Dataset entries on figures
* begin *

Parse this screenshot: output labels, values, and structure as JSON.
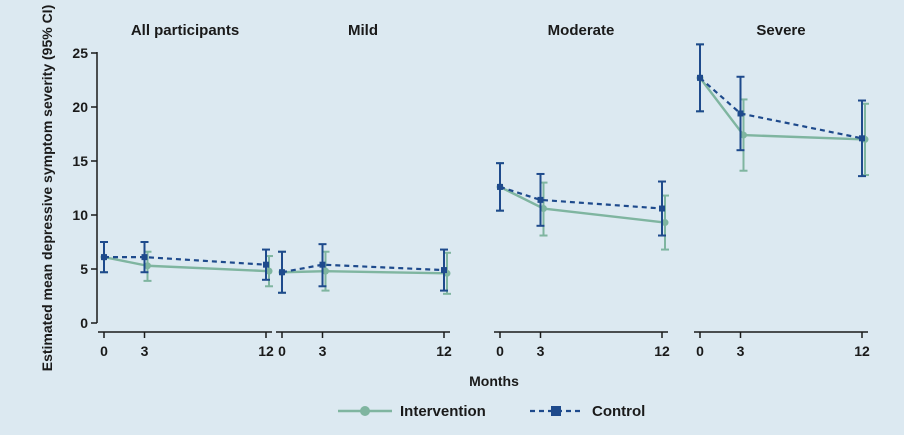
{
  "chart_data": {
    "type": "line",
    "ylabel": "Estimated mean depressive symptom severity (95% CI)",
    "xlabel": "Months",
    "ylim": [
      0,
      25
    ],
    "yticks": [
      0,
      5,
      10,
      15,
      20,
      25
    ],
    "xlim": [
      0,
      12
    ],
    "xticks": [
      0,
      3,
      12
    ],
    "grid": false,
    "legend_position": "bottom-center",
    "colors": {
      "intervention": "#7fb5a0",
      "control": "#1e4a8c",
      "background": "#dce9f1",
      "axis": "#1a1a1a"
    },
    "series_names": [
      "Intervention",
      "Control"
    ],
    "panels": [
      {
        "title": "All participants",
        "series": [
          {
            "name": "Intervention",
            "x": [
              0,
              3,
              12
            ],
            "y": [
              6.1,
              5.3,
              4.8
            ],
            "lower": [
              4.7,
              3.9,
              3.4
            ],
            "upper": [
              7.5,
              6.6,
              6.2
            ]
          },
          {
            "name": "Control",
            "x": [
              0,
              3,
              12
            ],
            "y": [
              6.1,
              6.1,
              5.4
            ],
            "lower": [
              4.7,
              4.7,
              4.0
            ],
            "upper": [
              7.5,
              7.5,
              6.8
            ]
          }
        ]
      },
      {
        "title": "Mild",
        "series": [
          {
            "name": "Intervention",
            "x": [
              0,
              3,
              12
            ],
            "y": [
              4.7,
              4.8,
              4.6
            ],
            "lower": [
              2.8,
              3.0,
              2.7
            ],
            "upper": [
              6.6,
              6.6,
              6.5
            ]
          },
          {
            "name": "Control",
            "x": [
              0,
              3,
              12
            ],
            "y": [
              4.7,
              5.4,
              4.9
            ],
            "lower": [
              2.8,
              3.4,
              3.0
            ],
            "upper": [
              6.6,
              7.3,
              6.8
            ]
          }
        ]
      },
      {
        "title": "Moderate",
        "series": [
          {
            "name": "Intervention",
            "x": [
              0,
              3,
              12
            ],
            "y": [
              12.6,
              10.6,
              9.3
            ],
            "lower": [
              10.4,
              8.1,
              6.8
            ],
            "upper": [
              14.8,
              13.0,
              11.8
            ]
          },
          {
            "name": "Control",
            "x": [
              0,
              3,
              12
            ],
            "y": [
              12.6,
              11.4,
              10.6
            ],
            "lower": [
              10.4,
              9.0,
              8.1
            ],
            "upper": [
              14.8,
              13.8,
              13.1
            ]
          }
        ]
      },
      {
        "title": "Severe",
        "series": [
          {
            "name": "Intervention",
            "x": [
              0,
              3,
              12
            ],
            "y": [
              22.7,
              17.4,
              17.0
            ],
            "lower": [
              19.6,
              14.1,
              13.7
            ],
            "upper": [
              25.8,
              20.7,
              20.3
            ]
          },
          {
            "name": "Control",
            "x": [
              0,
              3,
              12
            ],
            "y": [
              22.7,
              19.4,
              17.1
            ],
            "lower": [
              19.6,
              16.0,
              13.6
            ],
            "upper": [
              25.8,
              22.8,
              20.6
            ]
          }
        ]
      }
    ]
  }
}
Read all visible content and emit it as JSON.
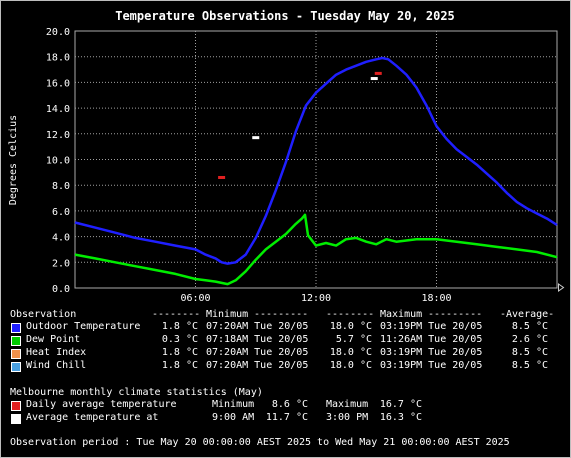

* end *

» **Stated problem**:
Working from the entries above, return all lines that contain "JSON".

» **Output below**:
Parse this screenshot: output labels, values, and structure as JSON.
Read all visible content and emit it as JSON.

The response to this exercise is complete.